--- start Records for this task ---

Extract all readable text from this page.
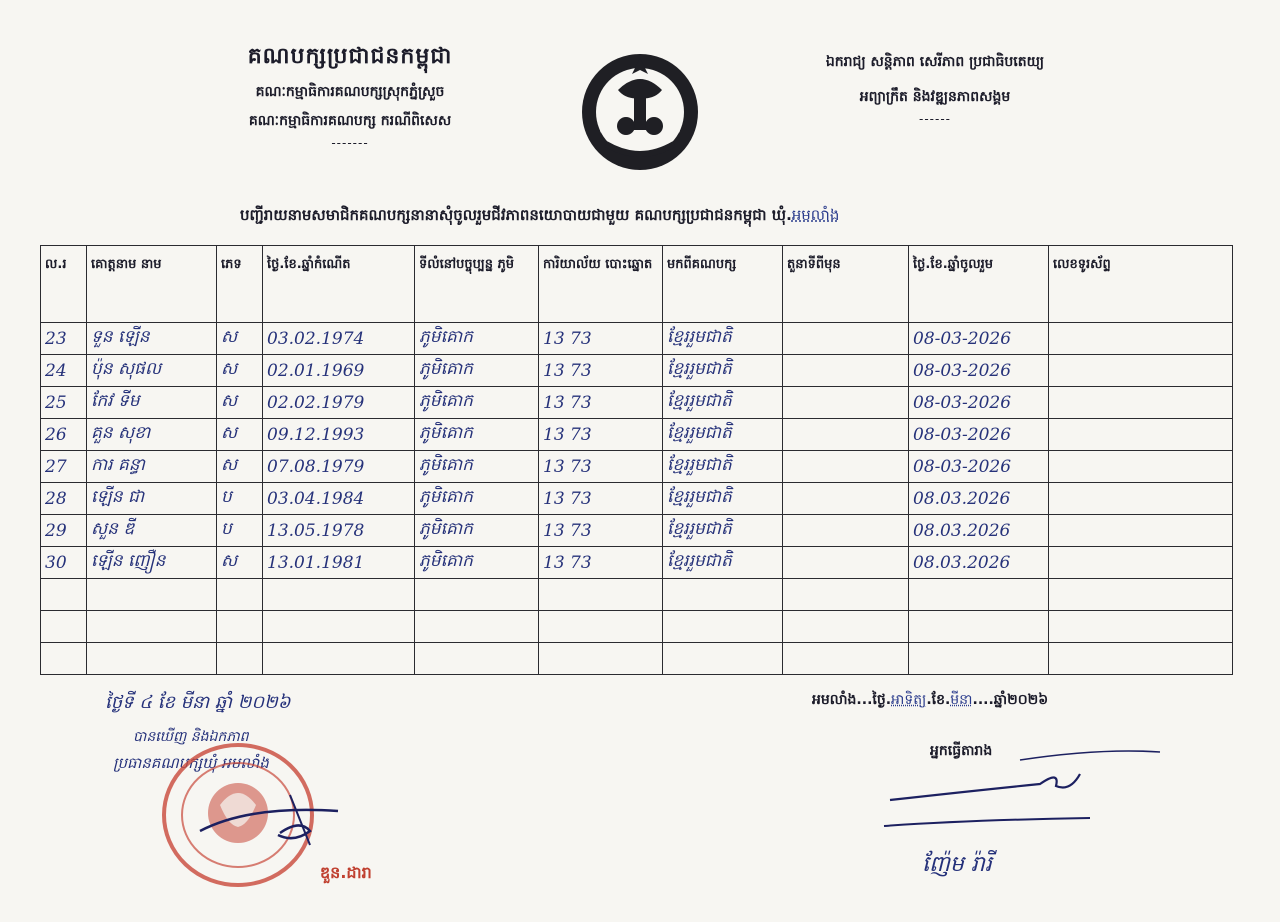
គណបក្សប្រជាជនកម្ពុជា
គណៈកម្មាធិការគណបក្សស្រុកភ្នំស្រួច
គណៈកម្មាធិការគណបក្ស ករណីពិសេស
-------
ឯករាជ្យ សន្តិភាព សេរីភាព ប្រជាធិបតេយ្យ
អព្យាក្រឹត និងវឌ្ឍនភាពសង្គម
------
បញ្ជីរាយនាមសមាជិកគណបក្សនានាសុំចូលរួមជីវភាពនយោបាយជាមួយ គណបក្សប្រជាជនកម្ពុជា ឃុំ.អមលាំង
ល.រ	គោត្តនាម នាម	ភេទ	ថ្ងៃ.ខែ.ឆ្នាំកំណើត	ទីលំនៅបច្ចុប្បន្ន ភូមិ	ការិយាល័យ បោះឆ្នោត	មកពីគណបក្ស	តួនាទីពីមុន	ថ្ងៃ.ខែ.ឆ្នាំចូលរួម	លេខទូរស័ព្ទ
23	ទួន ឡើន	ស	03.02.1974	ភូមិគោក	13 73	ខ្មែររួមជាតិ		08-03-2026	
24	ប៉ុន សុផល	ស	02.01.1969	ភូមិគោក	13 73	ខ្មែររួមជាតិ		08-03-2026	
25	កែវ ទីម	ស	02.02.1979	ភូមិគោក	13 73	ខ្មែររួមជាតិ		08-03-2026	
26	គួន សុខា	ស	09.12.1993	ភូមិគោក	13 73	ខ្មែររួមជាតិ		08-03-2026	
27	ការ គន្ធា	ស	07.08.1979	ភូមិគោក	13 73	ខ្មែររួមជាតិ		08-03-2026	
28	ឡើន ជា	ប	03.04.1984	ភូមិគោក	13 73	ខ្មែររួមជាតិ		08.03.2026	
29	សួន ឌី	ប	13.05.1978	ភូមិគោក	13 73	ខ្មែររួមជាតិ		08.03.2026	
30	ឡើន ញឿន	ស	13.01.1981	ភូមិគោក	13 73	ខ្មែររួមជាតិ		08.03.2026	

ថ្ងៃទី ៤ ខែ មីនា ឆ្នាំ ២០២៦
បានឃើញ និងឯកភាព
ប្រធានគណបក្សឃុំ អមលាំង
ឌួន.ដារា
អមលាំង...ថ្ងៃ.អាទិត្យ.ខែ.មីនា....ឆ្នាំ២០២៦
អ្នកធ្វើតារាង
ញ៉ែម រ៉ារី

--- end Records for this task ---

-- Set exercise --
Every record above should be written out again without change, except that the pictures are left out.

-- Final answer --
Extract all readable text from this page.
គណបក្សប្រជាជនកម្ពុជា
គណៈកម្មាធិការគណបក្សស្រុកភ្នំស្រួច
គណៈកម្មាធិការគណបក្ស ករណីពិសេស
-------
ឯករាជ្យ សន្តិភាព សេរីភាព ប្រជាធិបតេយ្យ
អព្យាក្រឹត និងវឌ្ឍនភាពសង្គម
------
បញ្ជីរាយនាមសមាជិកគណបក្សនានាសុំចូលរួមជីវភាពនយោបាយជាមួយ គណបក្សប្រជាជនកម្ពុជា ឃុំ.អមលាំង
ល.រ	គោត្តនាម នាម	ភេទ	ថ្ងៃ.ខែ.ឆ្នាំកំណើត	ទីលំនៅបច្ចុប្បន្ន ភូមិ	ការិយាល័យ បោះឆ្នោត	មកពីគណបក្ស	តួនាទីពីមុន	ថ្ងៃ.ខែ.ឆ្នាំចូលរួម	លេខទូរស័ព្ទ
23	ទួន ឡើន	ស	03.02.1974	ភូមិគោក	13 73	ខ្មែររួមជាតិ		08-03-2026	
24	ប៉ុន សុផល	ស	02.01.1969	ភូមិគោក	13 73	ខ្មែររួមជាតិ		08-03-2026	
25	កែវ ទីម	ស	02.02.1979	ភូមិគោក	13 73	ខ្មែររួមជាតិ		08-03-2026	
26	គួន សុខា	ស	09.12.1993	ភូមិគោក	13 73	ខ្មែររួមជាតិ		08-03-2026	
27	ការ គន្ធា	ស	07.08.1979	ភូមិគោក	13 73	ខ្មែររួមជាតិ		08-03-2026	
28	ឡើន ជា	ប	03.04.1984	ភូមិគោក	13 73	ខ្មែររួមជាតិ		08.03.2026	
29	សួន ឌី	ប	13.05.1978	ភូមិគោក	13 73	ខ្មែររួមជាតិ		08.03.2026	
30	ឡើន ញឿន	ស	13.01.1981	ភូមិគោក	13 73	ខ្មែររួមជាតិ		08.03.2026	

ថ្ងៃទី ៤ ខែ មីនា ឆ្នាំ ២០២៦
បានឃើញ និងឯកភាព
ប្រធានគណបក្សឃុំ អមលាំង
ឌួន.ដារា
អមលាំង...ថ្ងៃ.អាទិត្យ.ខែ.មីនា....ឆ្នាំ២០២៦
អ្នកធ្វើតារាង
ញ៉ែម រ៉ារី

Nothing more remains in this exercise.